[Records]
···
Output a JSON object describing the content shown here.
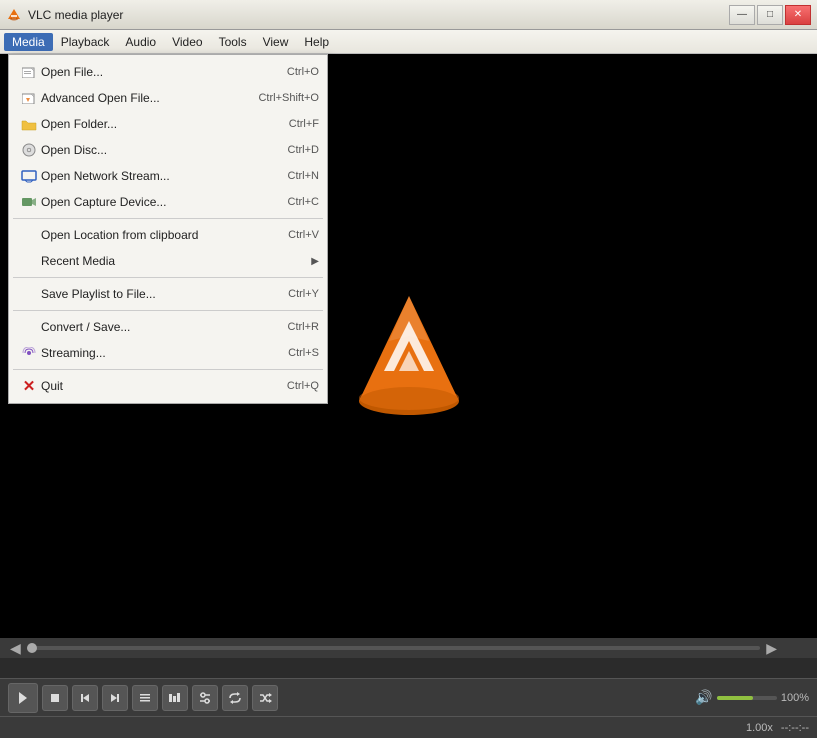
{
  "window": {
    "title": "VLC media player",
    "controls": {
      "minimize": "—",
      "maximize": "□",
      "close": "✕"
    }
  },
  "menubar": {
    "items": [
      {
        "id": "media",
        "label": "Media",
        "active": true
      },
      {
        "id": "playback",
        "label": "Playback",
        "active": false
      },
      {
        "id": "audio",
        "label": "Audio",
        "active": false
      },
      {
        "id": "video",
        "label": "Video",
        "active": false
      },
      {
        "id": "tools",
        "label": "Tools",
        "active": false
      },
      {
        "id": "view",
        "label": "View",
        "active": false
      },
      {
        "id": "help",
        "label": "Help",
        "active": false
      }
    ]
  },
  "dropdown": {
    "items": [
      {
        "id": "open-file",
        "label": "Open File...",
        "shortcut": "Ctrl+O",
        "icon": "file",
        "separator_after": false
      },
      {
        "id": "advanced-open",
        "label": "Advanced Open File...",
        "shortcut": "Ctrl+Shift+O",
        "icon": "file-adv",
        "separator_after": false
      },
      {
        "id": "open-folder",
        "label": "Open Folder...",
        "shortcut": "Ctrl+F",
        "icon": "folder",
        "separator_after": false
      },
      {
        "id": "open-disc",
        "label": "Open Disc...",
        "shortcut": "Ctrl+D",
        "icon": "disc",
        "separator_after": false
      },
      {
        "id": "open-network",
        "label": "Open Network Stream...",
        "shortcut": "Ctrl+N",
        "icon": "network",
        "separator_after": false
      },
      {
        "id": "open-capture",
        "label": "Open Capture Device...",
        "shortcut": "Ctrl+C",
        "icon": "capture",
        "separator_after": true
      },
      {
        "id": "open-location",
        "label": "Open Location from clipboard",
        "shortcut": "Ctrl+V",
        "icon": "",
        "separator_after": false
      },
      {
        "id": "recent-media",
        "label": "Recent Media",
        "shortcut": "",
        "icon": "",
        "arrow": "▶",
        "separator_after": true
      },
      {
        "id": "save-playlist",
        "label": "Save Playlist to File...",
        "shortcut": "Ctrl+Y",
        "icon": "",
        "separator_after": true
      },
      {
        "id": "convert-save",
        "label": "Convert / Save...",
        "shortcut": "Ctrl+R",
        "icon": "",
        "separator_after": false
      },
      {
        "id": "streaming",
        "label": "Streaming...",
        "shortcut": "Ctrl+S",
        "icon": "stream",
        "separator_after": true
      },
      {
        "id": "quit",
        "label": "Quit",
        "shortcut": "Ctrl+Q",
        "icon": "quit",
        "separator_after": false
      }
    ]
  },
  "controls": {
    "play_symbol": "▶",
    "stop_symbol": "■",
    "prev_symbol": "⏮",
    "next_symbol": "⏭",
    "rewind_symbol": "⏪",
    "volume_icon": "🔊",
    "volume_percent": "100%",
    "speed": "1.00x",
    "time": "--:--:--"
  },
  "status": {
    "speed": "1.00x",
    "time": "--:--:--"
  }
}
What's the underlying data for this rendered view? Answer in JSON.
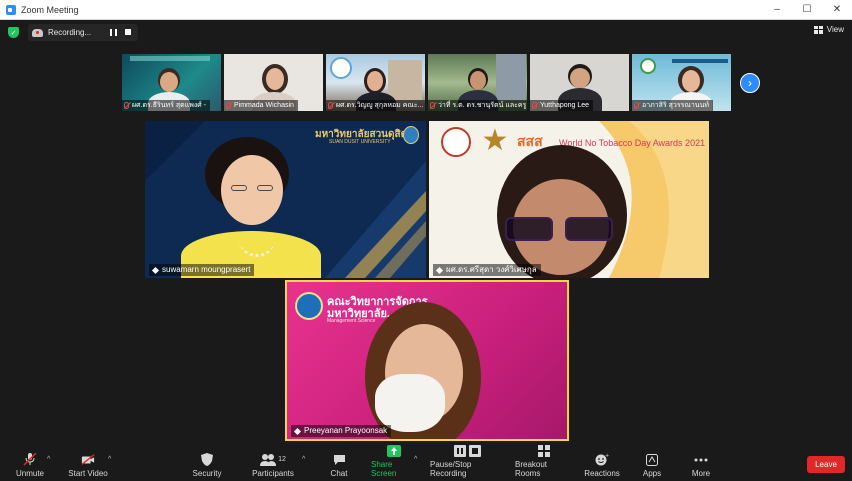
{
  "window": {
    "title": "Zoom Meeting",
    "controls": {
      "minimize": "–",
      "maximize": "☐",
      "close": "✕"
    }
  },
  "recording": {
    "label": "Recording..."
  },
  "view": {
    "label": "View"
  },
  "thumbnails": [
    {
      "name": "ผศ.ดร.ธีรินทร์ สุดแพงศ์ -"
    },
    {
      "name": "Pimmada Wichasin"
    },
    {
      "name": "ผศ.ดร.วิญญู สุกุลหอม คณะ..."
    },
    {
      "name": "ว่าที่ ร.ต. ดร.ชานุรัตน์ และครู..."
    },
    {
      "name": "Yutthapong Lee"
    },
    {
      "name": "อาภาสิริ สุวรรณานนท์"
    }
  ],
  "tiles": {
    "top_left": {
      "name": "suwamarn moungprasert",
      "banner_thai": "มหาวิทยาลัยสวนดุสิต",
      "banner_en": "SUAN DUSIT UNIVERSITY"
    },
    "top_right": {
      "name": "ผศ.ดร.ศรีสุดา วงศ์วิเศษกุล",
      "banner_org": "สสส",
      "banner_event": "World No Tobacco Day Awards 2021"
    },
    "bottom": {
      "name": "Preeyanan Prayoonsak",
      "banner_line1": "คณะวิทยาการจัดการ",
      "banner_line2": "มหาวิทยาลัย...",
      "banner_sub": "Management Science"
    }
  },
  "toolbar": {
    "unmute": "Unmute",
    "start_video": "Start Video",
    "security": "Security",
    "participants": "Participants",
    "participants_count": "12",
    "chat": "Chat",
    "share_screen": "Share Screen",
    "pause_stop_recording": "Pause/Stop Recording",
    "breakout_rooms": "Breakout Rooms",
    "reactions": "Reactions",
    "apps": "Apps",
    "more": "More",
    "leave": "Leave"
  },
  "colors": {
    "accent": "#2D8CFF",
    "share_green": "#22c55e",
    "leave_red": "#e02828",
    "active_speaker": "#f5d63d"
  }
}
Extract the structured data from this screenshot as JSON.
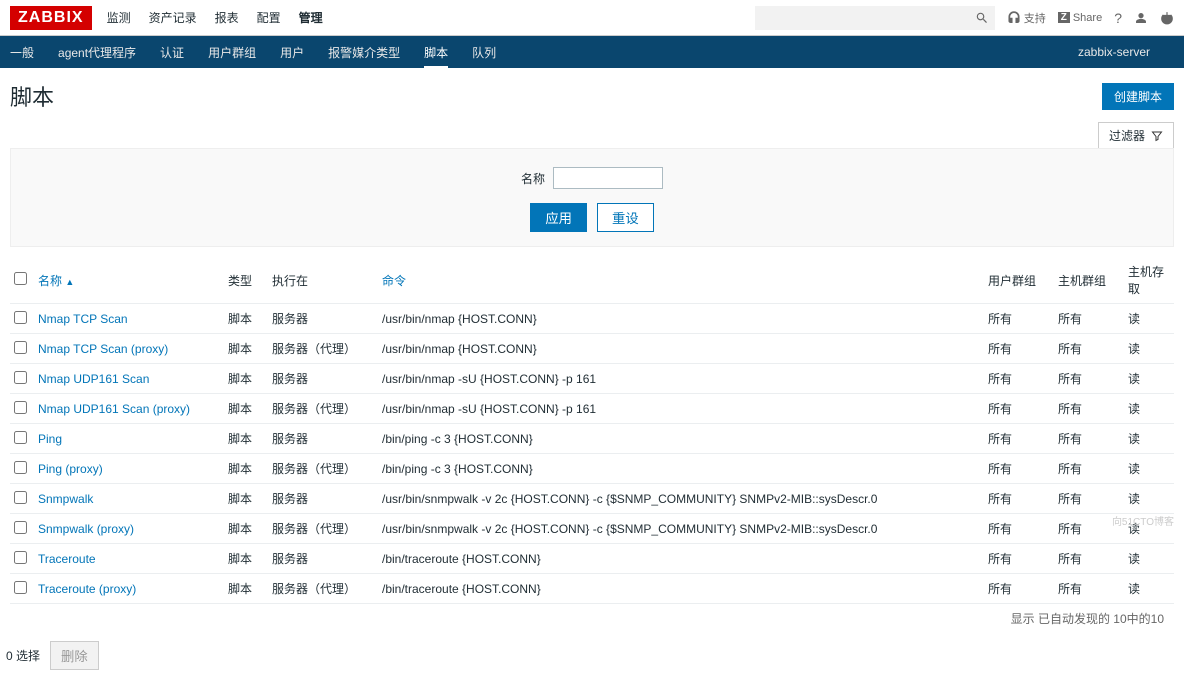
{
  "brand": "ZABBIX",
  "main_nav": [
    "监测",
    "资产记录",
    "报表",
    "配置",
    "管理"
  ],
  "main_nav_active": 4,
  "top_right": {
    "support": "支持",
    "share": "Share"
  },
  "sub_nav": [
    "一般",
    "agent代理程序",
    "认证",
    "用户群组",
    "用户",
    "报警媒介类型",
    "脚本",
    "队列"
  ],
  "sub_nav_active": 6,
  "server": "zabbix-server",
  "page_title": "脚本",
  "btn_create": "创建脚本",
  "filter_tab": "过滤器",
  "filter": {
    "name_label": "名称",
    "apply": "应用",
    "reset": "重设"
  },
  "columns": {
    "name": "名称",
    "type": "类型",
    "exec": "执行在",
    "cmd": "命令",
    "ug": "用户群组",
    "hg": "主机群组",
    "ha": "主机存取"
  },
  "sort_indicator": "▲",
  "rows": [
    {
      "name": "Nmap TCP Scan",
      "type": "脚本",
      "exec": "服务器",
      "cmd": "/usr/bin/nmap {HOST.CONN}",
      "ug": "所有",
      "hg": "所有",
      "ha": "读"
    },
    {
      "name": "Nmap TCP Scan (proxy)",
      "type": "脚本",
      "exec": "服务器（代理）",
      "cmd": "/usr/bin/nmap {HOST.CONN}",
      "ug": "所有",
      "hg": "所有",
      "ha": "读"
    },
    {
      "name": "Nmap UDP161 Scan",
      "type": "脚本",
      "exec": "服务器",
      "cmd": "/usr/bin/nmap -sU {HOST.CONN} -p 161",
      "ug": "所有",
      "hg": "所有",
      "ha": "读"
    },
    {
      "name": "Nmap UDP161 Scan (proxy)",
      "type": "脚本",
      "exec": "服务器（代理）",
      "cmd": "/usr/bin/nmap -sU {HOST.CONN} -p 161",
      "ug": "所有",
      "hg": "所有",
      "ha": "读"
    },
    {
      "name": "Ping",
      "type": "脚本",
      "exec": "服务器",
      "cmd": "/bin/ping -c 3 {HOST.CONN}",
      "ug": "所有",
      "hg": "所有",
      "ha": "读"
    },
    {
      "name": "Ping (proxy)",
      "type": "脚本",
      "exec": "服务器（代理）",
      "cmd": "/bin/ping -c 3 {HOST.CONN}",
      "ug": "所有",
      "hg": "所有",
      "ha": "读"
    },
    {
      "name": "Snmpwalk",
      "type": "脚本",
      "exec": "服务器",
      "cmd": "/usr/bin/snmpwalk -v 2c {HOST.CONN} -c {$SNMP_COMMUNITY} SNMPv2-MIB::sysDescr.0",
      "ug": "所有",
      "hg": "所有",
      "ha": "读"
    },
    {
      "name": "Snmpwalk (proxy)",
      "type": "脚本",
      "exec": "服务器（代理）",
      "cmd": "/usr/bin/snmpwalk -v 2c {HOST.CONN} -c {$SNMP_COMMUNITY} SNMPv2-MIB::sysDescr.0",
      "ug": "所有",
      "hg": "所有",
      "ha": "读"
    },
    {
      "name": "Traceroute",
      "type": "脚本",
      "exec": "服务器",
      "cmd": "/bin/traceroute {HOST.CONN}",
      "ug": "所有",
      "hg": "所有",
      "ha": "读"
    },
    {
      "name": "Traceroute (proxy)",
      "type": "脚本",
      "exec": "服务器（代理）",
      "cmd": "/bin/traceroute {HOST.CONN}",
      "ug": "所有",
      "hg": "所有",
      "ha": "读"
    }
  ],
  "footer_count": "显示 已自动发现的 10中的10",
  "selected_text": "0 选择",
  "delete_btn": "删除",
  "watermark": "向51CTO博客"
}
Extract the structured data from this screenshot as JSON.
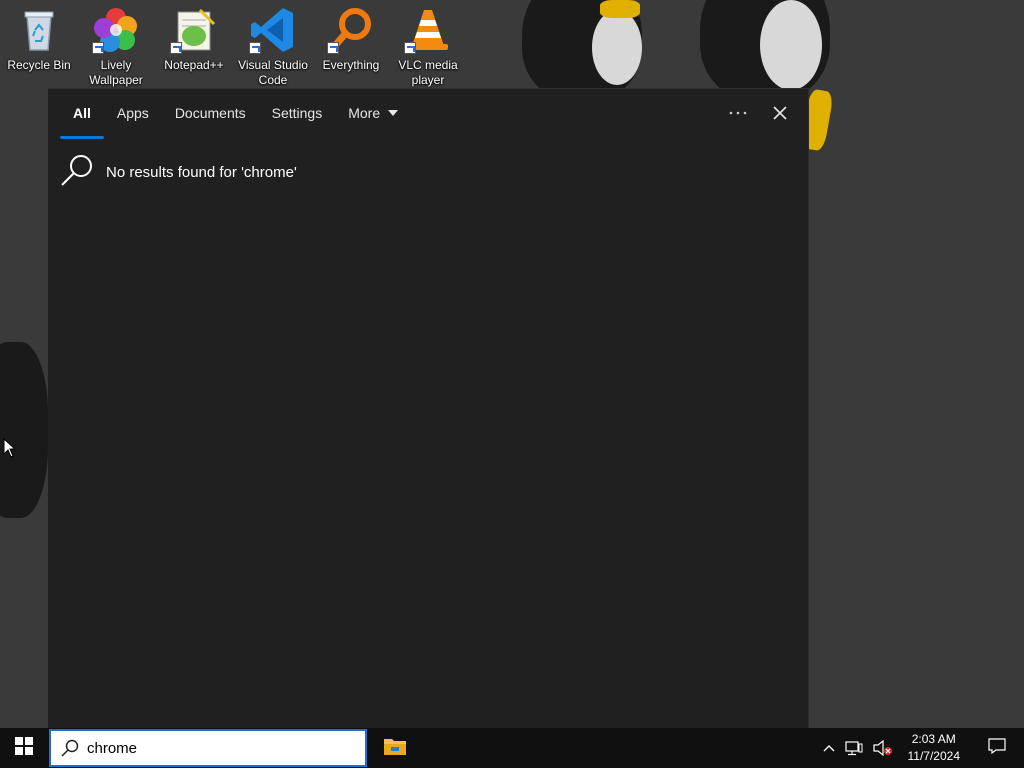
{
  "desktop": {
    "icons": [
      {
        "label": "Recycle Bin",
        "icon": "recycle-bin-icon"
      },
      {
        "label": "Lively Wallpaper",
        "icon": "lively-wallpaper-icon"
      },
      {
        "label": "Notepad++",
        "icon": "notepadpp-icon"
      },
      {
        "label": "Visual Studio Code",
        "icon": "vscode-icon"
      },
      {
        "label": "Everything",
        "icon": "everything-icon"
      },
      {
        "label": "VLC media player",
        "icon": "vlc-icon"
      }
    ]
  },
  "search_panel": {
    "tabs": [
      {
        "label": "All",
        "active": true
      },
      {
        "label": "Apps",
        "active": false
      },
      {
        "label": "Documents",
        "active": false
      },
      {
        "label": "Settings",
        "active": false
      },
      {
        "label": "More",
        "active": false
      }
    ],
    "more_icon": "ellipsis-icon",
    "close_icon": "close-icon",
    "no_results_text": "No results found for 'chrome'"
  },
  "taskbar": {
    "search_value": "chrome",
    "pinned_app": "file-explorer-icon",
    "clock_time": "2:03 AM",
    "clock_date": "11/7/2024"
  },
  "colors": {
    "accent": "#0a78d7",
    "panel_bg": "#202020",
    "taskbar_bg": "#101010"
  }
}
···
_TASK TO CARRY OUT_. Find the lines holding "JSON" and list every one.

_WRITTEN RESPONSE_.
Output a JSON object describing the content shown here.
What's the underlying data for this rendered view? Answer in JSON.
Extract the structured data from this screenshot as JSON.
Extract the structured data from this screenshot as JSON.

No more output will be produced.